EXERCISE
State the number of lines in the material below that have "emote" in them, without any other text.

DATA FOR PROCESSING

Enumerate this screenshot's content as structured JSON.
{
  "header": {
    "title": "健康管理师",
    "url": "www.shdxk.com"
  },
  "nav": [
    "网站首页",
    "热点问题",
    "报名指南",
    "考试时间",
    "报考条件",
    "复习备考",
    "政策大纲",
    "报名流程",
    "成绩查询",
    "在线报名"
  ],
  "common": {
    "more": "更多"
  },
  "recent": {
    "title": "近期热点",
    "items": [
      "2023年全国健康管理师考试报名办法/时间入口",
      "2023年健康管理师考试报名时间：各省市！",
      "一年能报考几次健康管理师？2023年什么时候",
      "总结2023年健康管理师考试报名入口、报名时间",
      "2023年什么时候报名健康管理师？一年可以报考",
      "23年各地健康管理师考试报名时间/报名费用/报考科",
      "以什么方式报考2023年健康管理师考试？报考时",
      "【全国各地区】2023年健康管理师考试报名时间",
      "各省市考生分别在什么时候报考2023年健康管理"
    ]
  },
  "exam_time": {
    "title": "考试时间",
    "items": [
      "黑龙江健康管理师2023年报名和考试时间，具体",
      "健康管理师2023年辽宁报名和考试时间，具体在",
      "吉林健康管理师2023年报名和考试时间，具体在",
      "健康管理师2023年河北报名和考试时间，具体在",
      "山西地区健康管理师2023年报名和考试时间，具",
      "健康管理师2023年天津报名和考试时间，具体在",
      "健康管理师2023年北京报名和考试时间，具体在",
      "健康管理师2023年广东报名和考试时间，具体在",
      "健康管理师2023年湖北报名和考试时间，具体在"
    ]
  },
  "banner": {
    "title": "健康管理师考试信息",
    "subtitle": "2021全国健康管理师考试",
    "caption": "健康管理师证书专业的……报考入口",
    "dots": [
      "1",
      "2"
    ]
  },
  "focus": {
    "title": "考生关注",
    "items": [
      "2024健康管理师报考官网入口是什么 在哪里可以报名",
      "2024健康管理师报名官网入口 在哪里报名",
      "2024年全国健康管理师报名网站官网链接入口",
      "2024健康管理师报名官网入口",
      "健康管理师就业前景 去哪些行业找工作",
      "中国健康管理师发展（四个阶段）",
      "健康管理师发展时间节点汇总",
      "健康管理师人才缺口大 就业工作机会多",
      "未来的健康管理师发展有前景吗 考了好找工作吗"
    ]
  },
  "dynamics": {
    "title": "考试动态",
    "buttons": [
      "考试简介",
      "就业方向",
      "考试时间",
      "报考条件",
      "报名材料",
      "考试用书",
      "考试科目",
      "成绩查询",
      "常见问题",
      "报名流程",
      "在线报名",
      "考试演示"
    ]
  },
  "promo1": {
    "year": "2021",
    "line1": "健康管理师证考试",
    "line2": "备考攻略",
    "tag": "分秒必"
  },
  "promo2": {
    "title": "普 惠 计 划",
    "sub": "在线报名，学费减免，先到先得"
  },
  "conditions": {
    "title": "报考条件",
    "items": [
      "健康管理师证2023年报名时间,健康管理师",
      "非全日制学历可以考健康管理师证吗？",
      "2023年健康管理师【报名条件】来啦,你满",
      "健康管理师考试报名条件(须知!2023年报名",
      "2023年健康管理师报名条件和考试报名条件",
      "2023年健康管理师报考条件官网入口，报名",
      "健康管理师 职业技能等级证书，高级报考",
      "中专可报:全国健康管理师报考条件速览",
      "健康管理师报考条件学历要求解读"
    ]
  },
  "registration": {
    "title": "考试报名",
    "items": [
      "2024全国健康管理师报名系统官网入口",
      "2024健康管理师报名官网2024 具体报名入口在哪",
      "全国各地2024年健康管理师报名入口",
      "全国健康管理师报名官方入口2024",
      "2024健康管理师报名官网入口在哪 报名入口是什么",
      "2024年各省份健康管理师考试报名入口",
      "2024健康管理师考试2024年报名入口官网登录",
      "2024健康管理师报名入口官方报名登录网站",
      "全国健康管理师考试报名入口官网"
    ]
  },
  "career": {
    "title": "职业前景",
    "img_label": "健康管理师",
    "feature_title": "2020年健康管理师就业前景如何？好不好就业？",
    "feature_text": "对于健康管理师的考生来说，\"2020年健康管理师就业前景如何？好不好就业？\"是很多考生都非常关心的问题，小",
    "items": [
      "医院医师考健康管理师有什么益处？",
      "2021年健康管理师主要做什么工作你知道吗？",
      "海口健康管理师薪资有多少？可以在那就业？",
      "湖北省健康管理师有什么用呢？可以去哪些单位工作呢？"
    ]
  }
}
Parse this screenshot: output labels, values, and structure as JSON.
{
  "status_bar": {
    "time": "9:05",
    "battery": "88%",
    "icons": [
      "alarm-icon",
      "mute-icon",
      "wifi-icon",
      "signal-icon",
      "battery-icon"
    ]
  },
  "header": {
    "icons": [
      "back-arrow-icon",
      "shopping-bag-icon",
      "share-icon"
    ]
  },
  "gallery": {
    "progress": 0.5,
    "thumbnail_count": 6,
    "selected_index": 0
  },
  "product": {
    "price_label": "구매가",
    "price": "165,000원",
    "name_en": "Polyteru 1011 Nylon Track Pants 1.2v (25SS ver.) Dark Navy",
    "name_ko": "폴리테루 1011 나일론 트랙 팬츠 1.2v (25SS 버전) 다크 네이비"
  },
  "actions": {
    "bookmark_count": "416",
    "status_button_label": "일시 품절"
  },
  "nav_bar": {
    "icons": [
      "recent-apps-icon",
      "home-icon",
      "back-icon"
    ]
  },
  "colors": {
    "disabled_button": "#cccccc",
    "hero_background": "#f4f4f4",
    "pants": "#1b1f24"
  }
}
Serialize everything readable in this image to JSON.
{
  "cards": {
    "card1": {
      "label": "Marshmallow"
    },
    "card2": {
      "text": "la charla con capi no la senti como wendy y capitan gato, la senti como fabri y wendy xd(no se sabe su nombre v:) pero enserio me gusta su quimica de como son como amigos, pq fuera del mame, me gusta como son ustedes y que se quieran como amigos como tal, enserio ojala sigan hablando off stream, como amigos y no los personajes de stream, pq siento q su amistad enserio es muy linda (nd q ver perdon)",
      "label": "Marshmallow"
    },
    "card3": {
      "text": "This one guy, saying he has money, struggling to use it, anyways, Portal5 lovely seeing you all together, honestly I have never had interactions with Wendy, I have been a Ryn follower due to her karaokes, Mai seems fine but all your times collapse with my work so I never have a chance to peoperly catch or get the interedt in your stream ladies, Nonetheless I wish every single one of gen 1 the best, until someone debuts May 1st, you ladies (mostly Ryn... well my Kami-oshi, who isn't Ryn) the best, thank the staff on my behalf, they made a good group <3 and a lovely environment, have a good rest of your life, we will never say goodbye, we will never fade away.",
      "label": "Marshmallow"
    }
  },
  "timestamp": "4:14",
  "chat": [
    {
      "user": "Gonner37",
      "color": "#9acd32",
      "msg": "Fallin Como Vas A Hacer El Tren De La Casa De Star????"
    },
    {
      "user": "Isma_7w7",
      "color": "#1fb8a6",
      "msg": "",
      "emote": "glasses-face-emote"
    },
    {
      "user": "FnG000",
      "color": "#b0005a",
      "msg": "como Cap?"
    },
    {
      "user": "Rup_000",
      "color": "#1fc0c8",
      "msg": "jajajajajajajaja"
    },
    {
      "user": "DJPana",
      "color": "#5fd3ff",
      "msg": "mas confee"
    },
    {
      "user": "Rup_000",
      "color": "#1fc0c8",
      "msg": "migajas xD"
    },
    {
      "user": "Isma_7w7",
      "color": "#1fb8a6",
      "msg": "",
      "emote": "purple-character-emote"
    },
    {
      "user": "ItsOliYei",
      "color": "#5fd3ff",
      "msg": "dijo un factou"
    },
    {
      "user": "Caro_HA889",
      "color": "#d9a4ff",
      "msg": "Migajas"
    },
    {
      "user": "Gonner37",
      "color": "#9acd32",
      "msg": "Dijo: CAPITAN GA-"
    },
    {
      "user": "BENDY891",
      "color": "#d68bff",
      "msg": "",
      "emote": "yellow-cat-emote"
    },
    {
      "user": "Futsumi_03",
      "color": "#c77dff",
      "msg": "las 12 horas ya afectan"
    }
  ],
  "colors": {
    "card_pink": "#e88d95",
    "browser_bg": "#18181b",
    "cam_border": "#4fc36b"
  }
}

TASK OUTPUT
3